--- Extracted data entries ---
* Begin *

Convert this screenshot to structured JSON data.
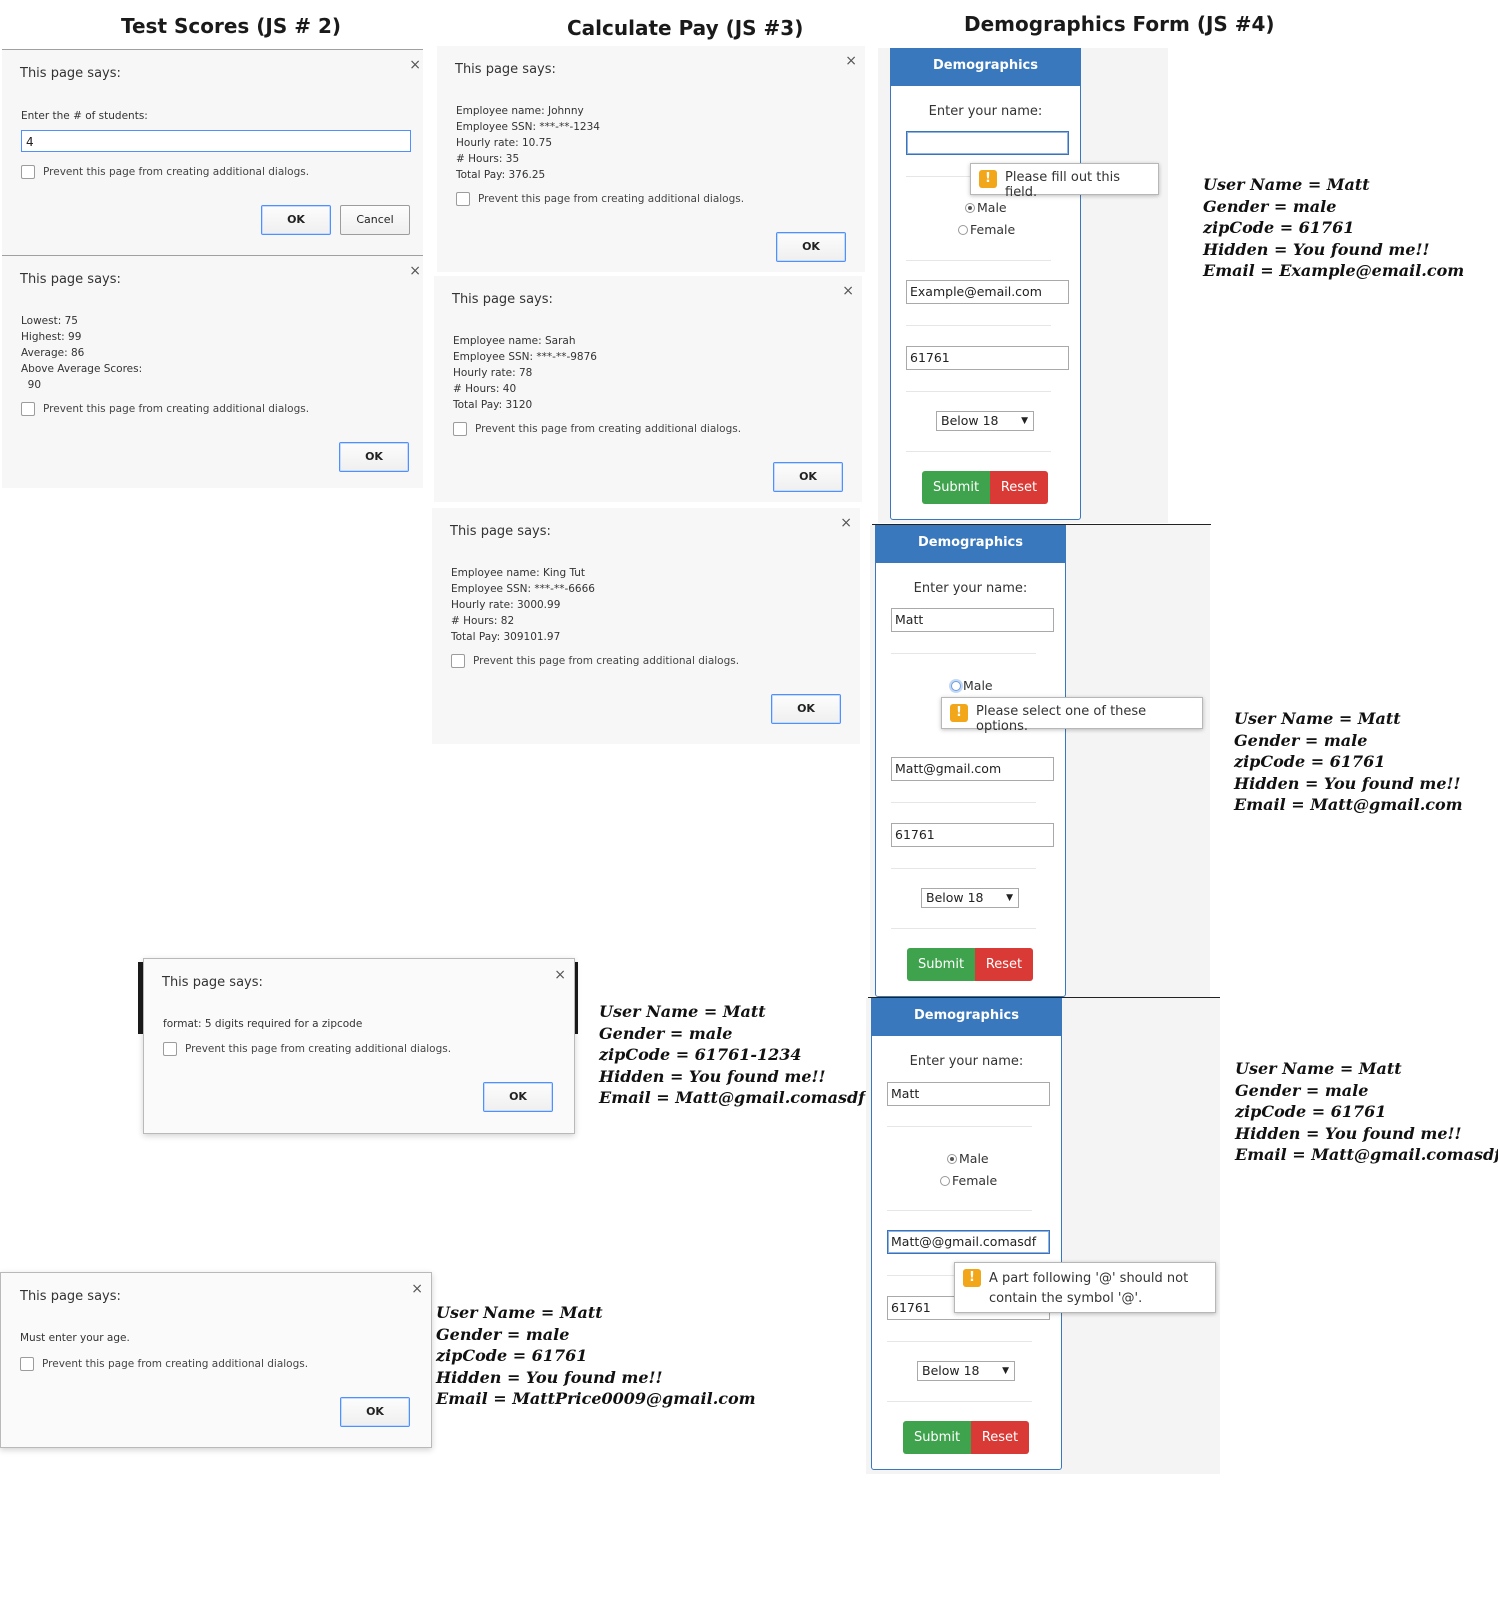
{
  "headings": {
    "test_scores": "Test Scores (JS # 2)",
    "calculate_pay": "Calculate Pay (JS #3)",
    "demographics_form": "Demographics Form (JS #4)"
  },
  "dialog_common": {
    "says": "This page says:",
    "prevent": "Prevent this page from creating additional dialogs.",
    "ok": "OK",
    "cancel": "Cancel",
    "close": "×"
  },
  "test_scores": {
    "prompt_label": "Enter the # of students:",
    "prompt_value": "4",
    "results": "Lowest: 75\nHighest: 99\nAverage: 86\nAbove Average Scores:\n  90"
  },
  "pay": [
    {
      "message": "Employee name: Johnny\nEmployee SSN: ***-**-1234\nHourly rate: 10.75\n# Hours: 35\nTotal Pay: 376.25"
    },
    {
      "message": "Employee name: Sarah\nEmployee SSN: ***-**-9876\nHourly rate: 78\n# Hours: 40\nTotal Pay: 3120"
    },
    {
      "message": "Employee name: King Tut\nEmployee SSN: ***-**-6666\nHourly rate: 3000.99\n# Hours: 82\nTotal Pay: 309101.97"
    }
  ],
  "zip_dialog": {
    "message": "format: 5 digits required for a zipcode"
  },
  "age_dialog": {
    "message": "Must enter your age."
  },
  "notes": {
    "n1": [
      "User Name = Matt",
      "Gender = male",
      "zipCode = 61761",
      "Hidden = You found me!!",
      "Email = Example@email.com"
    ],
    "n2": [
      "User Name = Matt",
      "Gender = male",
      "zipCode = 61761",
      "Hidden = You found me!!",
      "Email = Matt@gmail.com"
    ],
    "n3": [
      "User Name = Matt",
      "Gender = male",
      "zipCode = 61761",
      "Hidden = You found me!!",
      "Email = Matt@gmail.comasdf"
    ],
    "n4": [
      "User Name = Matt",
      "Gender = male",
      "zipCode = 61761-1234",
      "Hidden = You found me!!",
      "Email = Matt@gmail.comasdf"
    ],
    "n5": [
      "User Name = Matt",
      "Gender = male",
      "zipCode = 61761",
      "Hidden = You found me!!",
      "Email = MattPrice0009@gmail.com"
    ]
  },
  "demo_common": {
    "title": "Demographics",
    "name_label": "Enter your name:",
    "male": "Male",
    "female": "Female",
    "age_option": "Below 18",
    "submit": "Submit",
    "reset": "Reset"
  },
  "demo1": {
    "name_value": "",
    "email_value": "Example@email.com",
    "zip_value": "61761",
    "tooltip": "Please fill out this field."
  },
  "demo2": {
    "name_value": "Matt",
    "email_value": "Matt@gmail.com",
    "zip_value": "61761",
    "tooltip": "Please select one of these options."
  },
  "demo3": {
    "name_value": "Matt",
    "email_value": "Matt@@gmail.comasdf",
    "zip_value": "61761",
    "tooltip_line1": "A part following '@' should not",
    "tooltip_line2": "contain the symbol '@'."
  }
}
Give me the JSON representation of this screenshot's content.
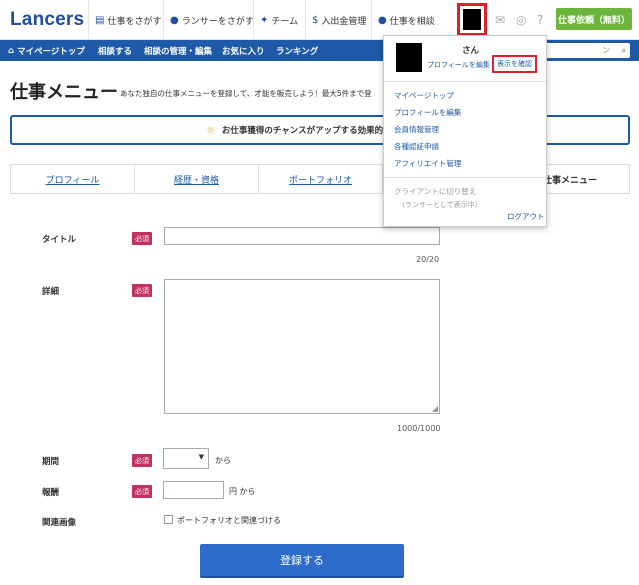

* End *

--- JOB ---
Pull out all lines from the entries above in which the word "gmail" appears.

--- ANSWER TO THE PROBLEM ---
      "Email = Matt@gmail.com"
      "Email = Matt@gmail.comasdf"
      "Email = Matt@gmail.comasdf"
      "Email = MattPrice0009@gmail.com"
    "email_value": "Matt@gmail.com",
    "email_value": "Matt@@gmail.comasdf",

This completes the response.